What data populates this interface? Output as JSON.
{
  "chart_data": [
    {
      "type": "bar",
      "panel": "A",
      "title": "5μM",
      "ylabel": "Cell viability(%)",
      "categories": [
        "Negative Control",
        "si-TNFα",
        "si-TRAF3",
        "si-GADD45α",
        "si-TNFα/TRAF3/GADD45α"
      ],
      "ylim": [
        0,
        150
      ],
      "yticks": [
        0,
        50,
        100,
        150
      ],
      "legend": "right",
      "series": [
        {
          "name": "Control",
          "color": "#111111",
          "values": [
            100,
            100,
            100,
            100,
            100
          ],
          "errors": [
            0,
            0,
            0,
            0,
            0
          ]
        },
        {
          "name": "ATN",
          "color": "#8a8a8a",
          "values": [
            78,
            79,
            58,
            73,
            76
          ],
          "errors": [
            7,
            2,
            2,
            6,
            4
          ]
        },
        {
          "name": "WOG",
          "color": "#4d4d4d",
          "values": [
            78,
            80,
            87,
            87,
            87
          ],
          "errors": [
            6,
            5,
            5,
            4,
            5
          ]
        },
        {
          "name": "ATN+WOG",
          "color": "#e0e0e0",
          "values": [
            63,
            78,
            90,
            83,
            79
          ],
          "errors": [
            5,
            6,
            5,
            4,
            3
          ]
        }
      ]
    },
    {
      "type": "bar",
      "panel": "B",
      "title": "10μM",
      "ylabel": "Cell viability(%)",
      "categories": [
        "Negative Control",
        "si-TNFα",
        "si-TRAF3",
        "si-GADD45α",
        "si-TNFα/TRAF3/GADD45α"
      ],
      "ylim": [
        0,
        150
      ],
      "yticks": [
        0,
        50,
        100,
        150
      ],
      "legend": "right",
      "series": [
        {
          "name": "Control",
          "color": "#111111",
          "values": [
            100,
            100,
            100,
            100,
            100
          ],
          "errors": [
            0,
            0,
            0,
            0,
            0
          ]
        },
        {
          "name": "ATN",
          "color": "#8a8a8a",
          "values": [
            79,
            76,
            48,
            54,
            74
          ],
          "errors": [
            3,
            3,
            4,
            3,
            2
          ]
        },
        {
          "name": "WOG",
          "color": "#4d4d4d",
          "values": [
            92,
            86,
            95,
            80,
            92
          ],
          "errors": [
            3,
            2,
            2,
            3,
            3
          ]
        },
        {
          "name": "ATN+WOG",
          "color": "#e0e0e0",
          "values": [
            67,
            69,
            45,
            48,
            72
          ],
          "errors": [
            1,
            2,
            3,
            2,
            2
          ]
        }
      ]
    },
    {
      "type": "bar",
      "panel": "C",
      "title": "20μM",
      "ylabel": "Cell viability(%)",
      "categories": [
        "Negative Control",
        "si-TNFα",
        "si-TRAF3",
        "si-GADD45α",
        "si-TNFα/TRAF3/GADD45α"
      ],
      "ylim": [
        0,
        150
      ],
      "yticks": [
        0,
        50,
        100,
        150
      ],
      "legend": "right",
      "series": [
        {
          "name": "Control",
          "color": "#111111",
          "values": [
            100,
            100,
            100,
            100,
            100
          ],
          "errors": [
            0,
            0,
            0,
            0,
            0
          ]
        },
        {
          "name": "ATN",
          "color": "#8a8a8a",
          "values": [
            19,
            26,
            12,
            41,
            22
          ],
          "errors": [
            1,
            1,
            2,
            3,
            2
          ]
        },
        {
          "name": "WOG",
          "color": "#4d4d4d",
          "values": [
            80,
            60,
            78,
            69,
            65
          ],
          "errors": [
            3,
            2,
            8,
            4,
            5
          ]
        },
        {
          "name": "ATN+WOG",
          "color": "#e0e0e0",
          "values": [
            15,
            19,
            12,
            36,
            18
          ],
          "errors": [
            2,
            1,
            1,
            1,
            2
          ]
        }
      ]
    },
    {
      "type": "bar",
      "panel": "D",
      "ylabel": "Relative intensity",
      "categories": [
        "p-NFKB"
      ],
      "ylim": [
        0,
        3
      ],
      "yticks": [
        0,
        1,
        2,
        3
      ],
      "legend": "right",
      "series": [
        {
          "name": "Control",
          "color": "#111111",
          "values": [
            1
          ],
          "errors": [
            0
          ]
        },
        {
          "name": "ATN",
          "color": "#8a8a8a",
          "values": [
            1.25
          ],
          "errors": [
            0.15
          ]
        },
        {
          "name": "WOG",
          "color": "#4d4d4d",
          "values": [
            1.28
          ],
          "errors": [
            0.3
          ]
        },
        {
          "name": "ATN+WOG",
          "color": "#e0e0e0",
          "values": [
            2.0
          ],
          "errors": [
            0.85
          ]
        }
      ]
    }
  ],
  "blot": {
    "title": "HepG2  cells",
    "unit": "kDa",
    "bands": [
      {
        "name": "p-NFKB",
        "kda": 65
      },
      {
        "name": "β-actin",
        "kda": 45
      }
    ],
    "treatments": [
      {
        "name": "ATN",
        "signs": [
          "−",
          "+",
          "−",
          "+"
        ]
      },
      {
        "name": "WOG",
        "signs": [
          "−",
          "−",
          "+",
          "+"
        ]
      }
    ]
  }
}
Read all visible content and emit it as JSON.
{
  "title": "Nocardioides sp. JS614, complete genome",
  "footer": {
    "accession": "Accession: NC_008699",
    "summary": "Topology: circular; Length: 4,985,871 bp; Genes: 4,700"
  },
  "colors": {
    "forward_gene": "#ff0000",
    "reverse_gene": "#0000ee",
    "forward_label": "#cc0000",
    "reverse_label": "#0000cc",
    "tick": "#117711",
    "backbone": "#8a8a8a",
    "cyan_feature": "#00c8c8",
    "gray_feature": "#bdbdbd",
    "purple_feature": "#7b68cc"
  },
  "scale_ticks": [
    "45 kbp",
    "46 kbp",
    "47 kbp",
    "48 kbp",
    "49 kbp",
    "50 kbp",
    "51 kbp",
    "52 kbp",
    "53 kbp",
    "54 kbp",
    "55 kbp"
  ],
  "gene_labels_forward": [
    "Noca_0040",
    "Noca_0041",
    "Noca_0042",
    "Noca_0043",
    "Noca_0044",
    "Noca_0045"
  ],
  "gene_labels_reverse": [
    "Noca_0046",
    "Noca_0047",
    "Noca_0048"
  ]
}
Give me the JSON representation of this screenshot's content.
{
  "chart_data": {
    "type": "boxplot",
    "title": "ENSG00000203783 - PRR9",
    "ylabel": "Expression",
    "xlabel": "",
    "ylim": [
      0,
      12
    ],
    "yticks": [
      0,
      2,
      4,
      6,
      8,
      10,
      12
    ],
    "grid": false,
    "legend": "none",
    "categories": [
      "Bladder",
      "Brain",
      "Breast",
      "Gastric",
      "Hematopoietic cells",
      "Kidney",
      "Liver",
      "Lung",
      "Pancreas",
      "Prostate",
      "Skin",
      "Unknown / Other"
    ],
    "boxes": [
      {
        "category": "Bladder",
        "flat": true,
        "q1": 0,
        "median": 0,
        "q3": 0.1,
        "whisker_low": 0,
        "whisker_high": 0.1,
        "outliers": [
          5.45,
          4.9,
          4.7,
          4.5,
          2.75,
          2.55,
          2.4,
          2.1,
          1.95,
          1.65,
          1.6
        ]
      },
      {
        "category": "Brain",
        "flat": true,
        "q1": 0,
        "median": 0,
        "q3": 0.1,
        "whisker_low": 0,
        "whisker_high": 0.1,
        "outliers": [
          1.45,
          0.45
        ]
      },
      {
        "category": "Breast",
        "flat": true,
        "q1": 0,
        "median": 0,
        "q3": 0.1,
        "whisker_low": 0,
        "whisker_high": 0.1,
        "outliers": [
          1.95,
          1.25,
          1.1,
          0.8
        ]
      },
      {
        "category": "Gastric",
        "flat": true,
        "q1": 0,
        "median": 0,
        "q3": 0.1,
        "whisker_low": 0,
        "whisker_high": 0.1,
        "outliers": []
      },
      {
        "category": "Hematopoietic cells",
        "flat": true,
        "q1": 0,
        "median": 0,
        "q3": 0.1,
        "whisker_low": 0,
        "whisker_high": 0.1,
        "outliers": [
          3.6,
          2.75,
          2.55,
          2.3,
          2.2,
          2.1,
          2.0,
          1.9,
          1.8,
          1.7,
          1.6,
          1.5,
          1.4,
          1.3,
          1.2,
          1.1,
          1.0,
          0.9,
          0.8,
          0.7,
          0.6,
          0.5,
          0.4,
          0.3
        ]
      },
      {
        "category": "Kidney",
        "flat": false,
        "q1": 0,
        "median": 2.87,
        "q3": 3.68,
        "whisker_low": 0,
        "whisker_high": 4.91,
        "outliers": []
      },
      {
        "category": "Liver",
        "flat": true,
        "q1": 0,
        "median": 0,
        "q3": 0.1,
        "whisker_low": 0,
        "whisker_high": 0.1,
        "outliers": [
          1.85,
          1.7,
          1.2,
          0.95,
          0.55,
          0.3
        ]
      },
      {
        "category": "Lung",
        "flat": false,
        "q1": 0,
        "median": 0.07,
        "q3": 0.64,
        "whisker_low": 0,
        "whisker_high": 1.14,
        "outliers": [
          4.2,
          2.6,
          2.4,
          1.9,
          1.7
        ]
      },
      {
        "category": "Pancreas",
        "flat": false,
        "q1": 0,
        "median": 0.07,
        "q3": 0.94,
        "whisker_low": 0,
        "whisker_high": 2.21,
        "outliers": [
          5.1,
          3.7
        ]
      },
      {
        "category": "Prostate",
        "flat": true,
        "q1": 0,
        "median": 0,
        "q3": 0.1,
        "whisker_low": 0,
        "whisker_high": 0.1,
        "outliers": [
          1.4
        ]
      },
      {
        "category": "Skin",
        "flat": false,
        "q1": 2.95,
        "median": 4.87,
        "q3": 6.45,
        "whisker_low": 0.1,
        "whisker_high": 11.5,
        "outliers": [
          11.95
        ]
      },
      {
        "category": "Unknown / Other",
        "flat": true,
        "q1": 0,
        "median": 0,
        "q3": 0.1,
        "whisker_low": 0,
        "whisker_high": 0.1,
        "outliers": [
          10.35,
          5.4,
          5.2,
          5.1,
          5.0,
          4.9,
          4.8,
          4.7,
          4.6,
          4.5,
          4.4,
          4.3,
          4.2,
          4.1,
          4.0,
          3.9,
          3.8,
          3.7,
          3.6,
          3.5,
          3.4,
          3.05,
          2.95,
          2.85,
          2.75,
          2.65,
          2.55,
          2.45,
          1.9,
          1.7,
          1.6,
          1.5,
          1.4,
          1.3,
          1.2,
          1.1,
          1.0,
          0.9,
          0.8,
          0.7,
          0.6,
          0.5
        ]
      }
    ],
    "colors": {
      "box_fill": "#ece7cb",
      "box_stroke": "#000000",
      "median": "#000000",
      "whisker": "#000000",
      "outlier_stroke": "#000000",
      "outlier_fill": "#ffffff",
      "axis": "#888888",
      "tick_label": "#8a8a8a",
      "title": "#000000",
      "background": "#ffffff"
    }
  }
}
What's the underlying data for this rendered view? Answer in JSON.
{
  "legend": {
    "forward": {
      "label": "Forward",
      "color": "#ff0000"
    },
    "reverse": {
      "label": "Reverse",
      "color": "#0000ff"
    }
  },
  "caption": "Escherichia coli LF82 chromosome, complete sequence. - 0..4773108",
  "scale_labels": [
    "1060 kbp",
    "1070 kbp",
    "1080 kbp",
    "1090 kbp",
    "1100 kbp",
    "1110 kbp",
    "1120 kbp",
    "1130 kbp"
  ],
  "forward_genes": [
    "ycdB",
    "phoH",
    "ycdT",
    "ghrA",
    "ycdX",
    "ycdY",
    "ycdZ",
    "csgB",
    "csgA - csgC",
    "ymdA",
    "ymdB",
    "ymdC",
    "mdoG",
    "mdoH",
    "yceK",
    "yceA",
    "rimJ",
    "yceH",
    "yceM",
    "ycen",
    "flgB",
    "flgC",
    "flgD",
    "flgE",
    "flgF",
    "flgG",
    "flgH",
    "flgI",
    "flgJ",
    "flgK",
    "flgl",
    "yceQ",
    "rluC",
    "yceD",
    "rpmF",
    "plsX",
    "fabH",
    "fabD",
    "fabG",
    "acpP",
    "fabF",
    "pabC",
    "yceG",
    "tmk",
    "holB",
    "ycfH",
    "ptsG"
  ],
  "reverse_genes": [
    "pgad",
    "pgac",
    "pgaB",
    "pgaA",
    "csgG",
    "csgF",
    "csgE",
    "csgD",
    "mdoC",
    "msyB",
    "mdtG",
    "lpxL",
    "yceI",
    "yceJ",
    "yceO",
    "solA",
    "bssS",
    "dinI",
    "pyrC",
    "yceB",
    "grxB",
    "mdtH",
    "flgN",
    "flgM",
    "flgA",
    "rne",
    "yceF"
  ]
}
===
- WORK TO BE COMPLETED
Copy out the lines above that hold the string "content".

- FINISHED EXERCISE
Read all visible content and emit it as JSON.
Give me the JSON representation of this screenshot's content.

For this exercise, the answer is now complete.